**PROBLEM DESCRIPTION**
Return all lines that include the string "name".
** BEGIN DATA FOR THIS EXERCISE **
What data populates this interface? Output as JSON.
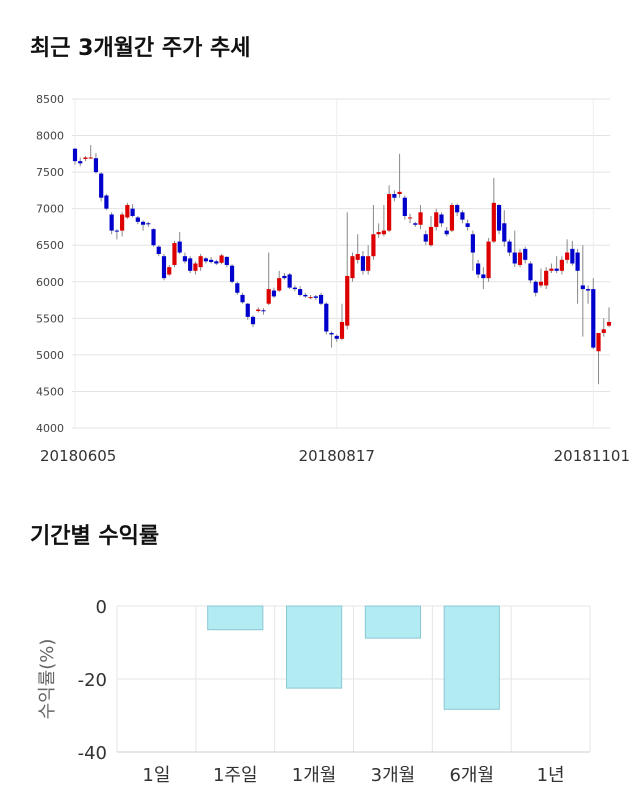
{
  "sections": {
    "price_title": "최근 3개월간 주가 추세",
    "return_title": "기간별 수익률"
  },
  "chart_data": [
    {
      "type": "candlestick",
      "ylim": [
        4000,
        8500
      ],
      "yticks": [
        4000,
        4500,
        5000,
        5500,
        6000,
        6500,
        7000,
        7500,
        8000,
        8500
      ],
      "xtick_labels": [
        {
          "label": "20180605",
          "index": 0
        },
        {
          "label": "20180817",
          "index": 50
        },
        {
          "label": "20181101",
          "index": 99
        }
      ],
      "grid": true,
      "colors": {
        "up": "#dd0000",
        "down": "#0000cc",
        "wick": "#888888"
      },
      "candles": [
        [
          7820,
          7650,
          7830,
          7600
        ],
        [
          7650,
          7620,
          7700,
          7580
        ],
        [
          7680,
          7700,
          7720,
          7650
        ],
        [
          7690,
          7700,
          7870,
          7680
        ],
        [
          7690,
          7500,
          7760,
          7480
        ],
        [
          7480,
          7150,
          7500,
          7100
        ],
        [
          7180,
          7000,
          7200,
          6980
        ],
        [
          6920,
          6700,
          6950,
          6650
        ],
        [
          6700,
          6690,
          6720,
          6580
        ],
        [
          6700,
          6920,
          6950,
          6620
        ],
        [
          6880,
          7050,
          7080,
          6860
        ],
        [
          7000,
          6900,
          7060,
          6880
        ],
        [
          6880,
          6820,
          6900,
          6790
        ],
        [
          6820,
          6780,
          6840,
          6700
        ],
        [
          6800,
          6790,
          6820,
          6750
        ],
        [
          6720,
          6500,
          6730,
          6480
        ],
        [
          6480,
          6380,
          6500,
          6350
        ],
        [
          6350,
          6050,
          6380,
          6020
        ],
        [
          6100,
          6200,
          6230,
          6080
        ],
        [
          6230,
          6530,
          6560,
          6200
        ],
        [
          6550,
          6400,
          6680,
          6380
        ],
        [
          6350,
          6280,
          6400,
          6250
        ],
        [
          6320,
          6150,
          6350,
          6120
        ],
        [
          6150,
          6250,
          6280,
          6100
        ],
        [
          6200,
          6350,
          6380,
          6150
        ],
        [
          6320,
          6280,
          6340,
          6250
        ],
        [
          6300,
          6270,
          6340,
          6250
        ],
        [
          6280,
          6250,
          6300,
          6230
        ],
        [
          6260,
          6360,
          6380,
          6240
        ],
        [
          6340,
          6230,
          6350,
          6200
        ],
        [
          6220,
          6000,
          6240,
          5980
        ],
        [
          5980,
          5850,
          6000,
          5820
        ],
        [
          5820,
          5720,
          5850,
          5700
        ],
        [
          5700,
          5520,
          5710,
          5480
        ],
        [
          5520,
          5420,
          5540,
          5380
        ],
        [
          5600,
          5620,
          5650,
          5580
        ],
        [
          5610,
          5600,
          5640,
          5550
        ],
        [
          5700,
          5900,
          6400,
          5680
        ],
        [
          5880,
          5800,
          5920,
          5780
        ],
        [
          5880,
          6050,
          6150,
          5860
        ],
        [
          6080,
          6050,
          6120,
          6030
        ],
        [
          6100,
          5920,
          6120,
          5900
        ],
        [
          5920,
          5900,
          5950,
          5870
        ],
        [
          5900,
          5820,
          5940,
          5800
        ],
        [
          5820,
          5800,
          5850,
          5780
        ],
        [
          5780,
          5790,
          5820,
          5760
        ],
        [
          5800,
          5780,
          5820,
          5750
        ],
        [
          5820,
          5700,
          5850,
          5680
        ],
        [
          5700,
          5320,
          5720,
          5280
        ],
        [
          5300,
          5280,
          5320,
          5100
        ],
        [
          5260,
          5220,
          5280,
          5180
        ],
        [
          5220,
          5450,
          5700,
          5200
        ],
        [
          5400,
          6080,
          6950,
          5350
        ],
        [
          6050,
          6350,
          6400,
          6000
        ],
        [
          6300,
          6380,
          6650,
          6250
        ],
        [
          6350,
          6150,
          6420,
          6100
        ],
        [
          6150,
          6350,
          6500,
          6100
        ],
        [
          6350,
          6650,
          7050,
          6300
        ],
        [
          6650,
          6680,
          6800,
          6600
        ],
        [
          6650,
          6700,
          7050,
          6620
        ],
        [
          6700,
          7200,
          7320,
          6680
        ],
        [
          7200,
          7150,
          7250,
          7100
        ],
        [
          7200,
          7230,
          7750,
          7150
        ],
        [
          7150,
          6900,
          7180,
          6850
        ],
        [
          6870,
          6880,
          6930,
          6800
        ],
        [
          6800,
          6780,
          6820,
          6750
        ],
        [
          6780,
          6950,
          7050,
          6720
        ],
        [
          6650,
          6550,
          6700,
          6500
        ],
        [
          6500,
          6750,
          6900,
          6480
        ],
        [
          6750,
          6950,
          7000,
          6700
        ],
        [
          6920,
          6800,
          6950,
          6750
        ],
        [
          6700,
          6650,
          6750,
          6620
        ],
        [
          6700,
          7050,
          7080,
          6680
        ],
        [
          7050,
          6950,
          7070,
          6900
        ],
        [
          6950,
          6850,
          6980,
          6800
        ],
        [
          6800,
          6750,
          6850,
          6700
        ],
        [
          6650,
          6400,
          6700,
          6150
        ],
        [
          6250,
          6100,
          6300,
          6050
        ],
        [
          6100,
          6050,
          6200,
          5900
        ],
        [
          6050,
          6550,
          6600,
          6000
        ],
        [
          6550,
          7080,
          7420,
          6530
        ],
        [
          7050,
          6700,
          7060,
          6650
        ],
        [
          6800,
          6550,
          6980,
          6480
        ],
        [
          6550,
          6400,
          6580,
          6350
        ],
        [
          6400,
          6250,
          6700,
          6200
        ],
        [
          6230,
          6400,
          6450,
          6200
        ],
        [
          6450,
          6300,
          6480,
          6250
        ],
        [
          6250,
          6020,
          6280,
          5980
        ],
        [
          6000,
          5850,
          6020,
          5800
        ],
        [
          5950,
          6000,
          6180,
          5920
        ],
        [
          5950,
          6150,
          6200,
          5900
        ],
        [
          6150,
          6180,
          6250,
          6120
        ],
        [
          6180,
          6150,
          6350,
          6120
        ],
        [
          6150,
          6300,
          6350,
          6100
        ],
        [
          6300,
          6400,
          6580,
          6250
        ],
        [
          6450,
          6250,
          6560,
          6220
        ],
        [
          6400,
          6150,
          6450,
          5700
        ],
        [
          5950,
          5900,
          6500,
          5250
        ],
        [
          5900,
          5880,
          5950,
          5700
        ],
        [
          5900,
          5100,
          6050,
          5080
        ],
        [
          5050,
          5300,
          5300,
          4600
        ],
        [
          5300,
          5350,
          5500,
          5250
        ],
        [
          5400,
          5450,
          5650,
          5380
        ]
      ]
    },
    {
      "type": "bar",
      "categories": [
        "1일",
        "1주일",
        "1개월",
        "3개월",
        "6개월",
        "1년"
      ],
      "values": [
        0,
        -6.5,
        -22.5,
        -8.8,
        -28.3,
        0
      ],
      "ylabel": "수익률(%)",
      "ylim": [
        -40,
        0
      ],
      "yticks": [
        0,
        -20,
        -40
      ],
      "colors": {
        "fill": "#b2ebf2",
        "stroke": "#8ac8d4"
      }
    }
  ]
}
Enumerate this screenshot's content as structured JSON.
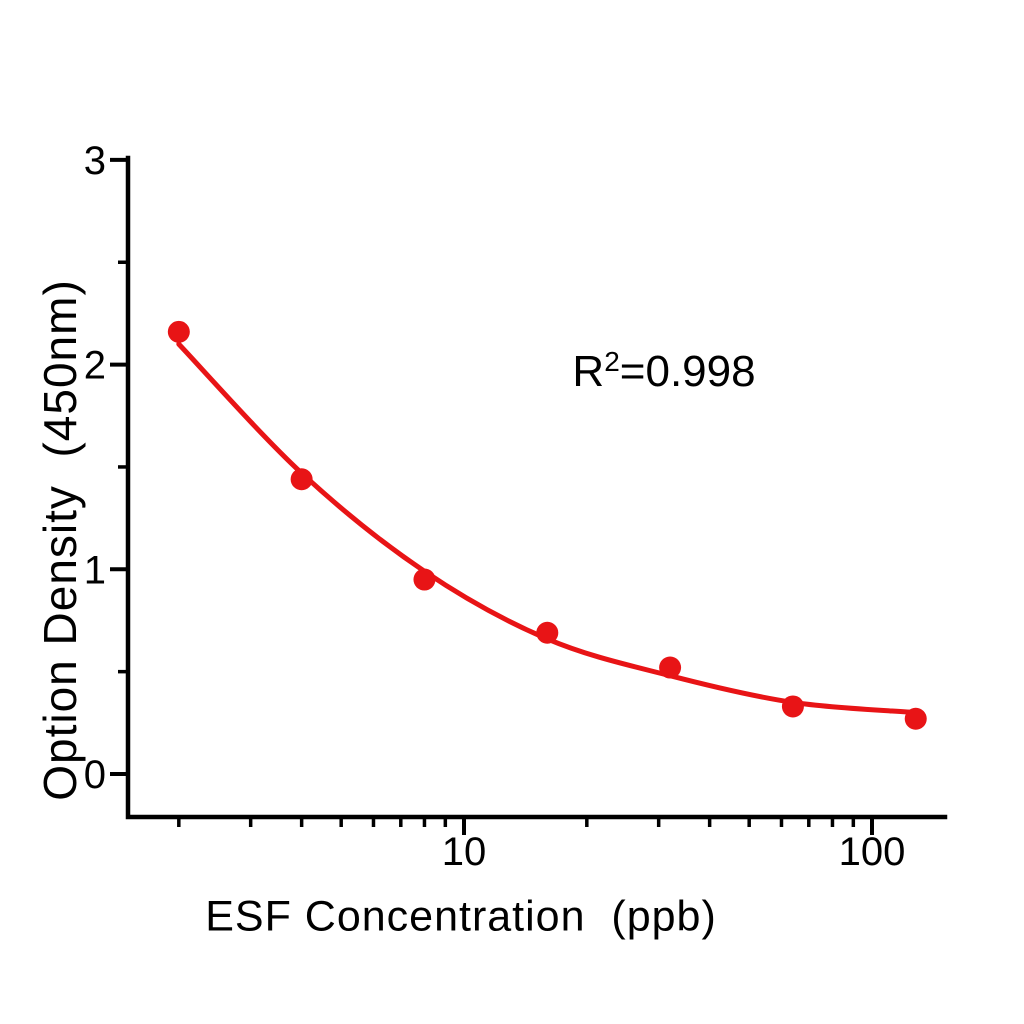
{
  "figure": {
    "background": "#ffffff",
    "axis_color": "#000000"
  },
  "chart_data": {
    "type": "scatter",
    "title": "",
    "x_axis": {
      "label": "ESF Concentration  (ppb)",
      "scale": "log",
      "range": [
        1.5,
        151
      ],
      "major_ticks": [
        10,
        100
      ],
      "minor_ticks": [
        2,
        3,
        4,
        5,
        6,
        7,
        8,
        9,
        20,
        30,
        40,
        50,
        60,
        70,
        80,
        90
      ],
      "grid": false
    },
    "y_axis": {
      "label": "Option Density  (450nm)",
      "scale": "linear",
      "range": [
        -0.21,
        3
      ],
      "major_ticks": [
        0,
        1,
        2,
        3
      ],
      "minor_ticks": [
        0.5,
        1.5,
        2.5
      ],
      "grid": false
    },
    "series": [
      {
        "name": "standard-points",
        "type": "scatter",
        "marker": "circle",
        "color": "#e81416",
        "x": [
          2,
          4,
          8,
          16,
          32,
          64,
          128
        ],
        "y": [
          2.16,
          1.44,
          0.95,
          0.69,
          0.52,
          0.33,
          0.27
        ]
      }
    ],
    "fit_curve": {
      "name": "fitted-curve",
      "color": "#e81416",
      "points": [
        [
          2,
          2.1
        ],
        [
          4,
          1.47
        ],
        [
          8,
          0.99
        ],
        [
          16,
          0.66
        ],
        [
          32,
          0.48
        ],
        [
          64,
          0.35
        ],
        [
          128,
          0.3
        ]
      ]
    },
    "annotation": {
      "base": "R",
      "sup": "2",
      "rest": "=0.998"
    },
    "legend": null
  }
}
** END DATA FOR THIS EXERCISE **
**FINISHED ANSWER**
        "name": "standard-points",
      "name": "fitted-curve",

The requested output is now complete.